— Recorded data —
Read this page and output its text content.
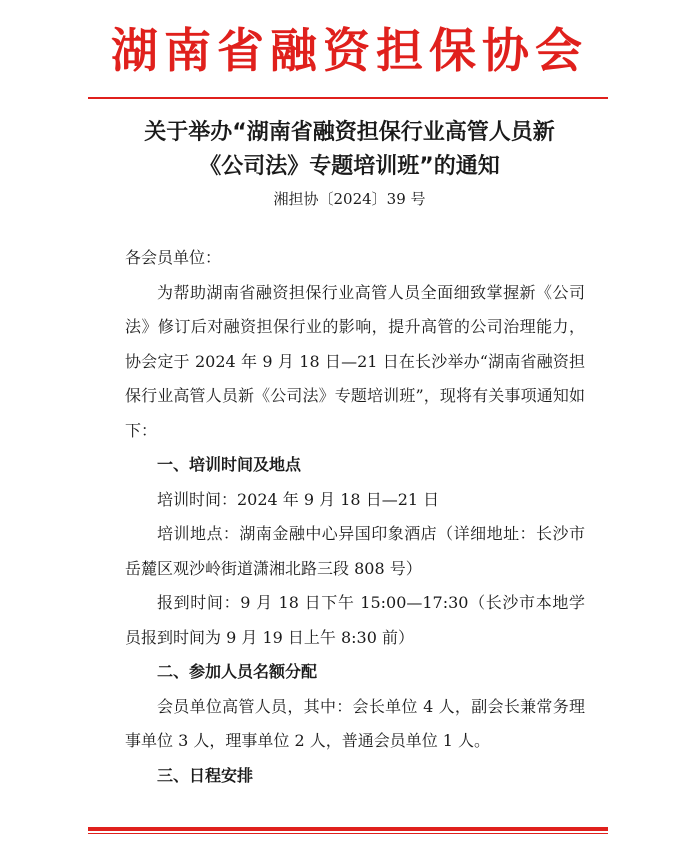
湖南省融资担保协会
关于举办“湖南省融资担保行业高管人员新
《公司法》专题培训班”的通知
湘担协〔2024〕39 号

各会员单位：

为帮助湖南省融资担保行业高管人员全面细致掌握新《公司法》修订后对融资担保行业的影响，提升高管的公司治理能力，协会定于 2024 年 9 月 18 日—21 日在长沙举办“湖南省融资担保行业高管人员新《公司法》专题培训班”，现将有关事项通知如下：

一、培训时间及地点

培训时间：2024 年 9 月 18 日—21 日

培训地点：湖南金融中心异国印象酒店（详细地址：长沙市岳麓区观沙岭街道潇湘北路三段 808 号）

报到时间：9 月 18 日下午 15:00—17:30（长沙市本地学员报到时间为 9 月 19 日上午 8:30 前）

二、参加人员名额分配

会员单位高管人员，其中：会长单位 4 人，副会长兼常务理事单位 3 人，理事单位 2 人，普通会员单位 1 人。

三、日程安排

— What to do —
Every entry above should be duplicated exactly. Do not include the images.

— Exercise result —
Read this page and output its text content.
湖南省融资担保协会
关于举办“湖南省融资担保行业高管人员新
《公司法》专题培训班”的通知
湘担协〔2024〕39 号

各会员单位：

为帮助湖南省融资担保行业高管人员全面细致掌握新《公司法》修订后对融资担保行业的影响，提升高管的公司治理能力，协会定于 2024 年 9 月 18 日—21 日在长沙举办“湖南省融资担保行业高管人员新《公司法》专题培训班”，现将有关事项通知如下：

一、培训时间及地点

培训时间：2024 年 9 月 18 日—21 日

培训地点：湖南金融中心异国印象酒店（详细地址：长沙市岳麓区观沙岭街道潇湘北路三段 808 号）

报到时间：9 月 18 日下午 15:00—17:30（长沙市本地学员报到时间为 9 月 19 日上午 8:30 前）

二、参加人员名额分配

会员单位高管人员，其中：会长单位 4 人，副会长兼常务理事单位 3 人，理事单位 2 人，普通会员单位 1 人。

三、日程安排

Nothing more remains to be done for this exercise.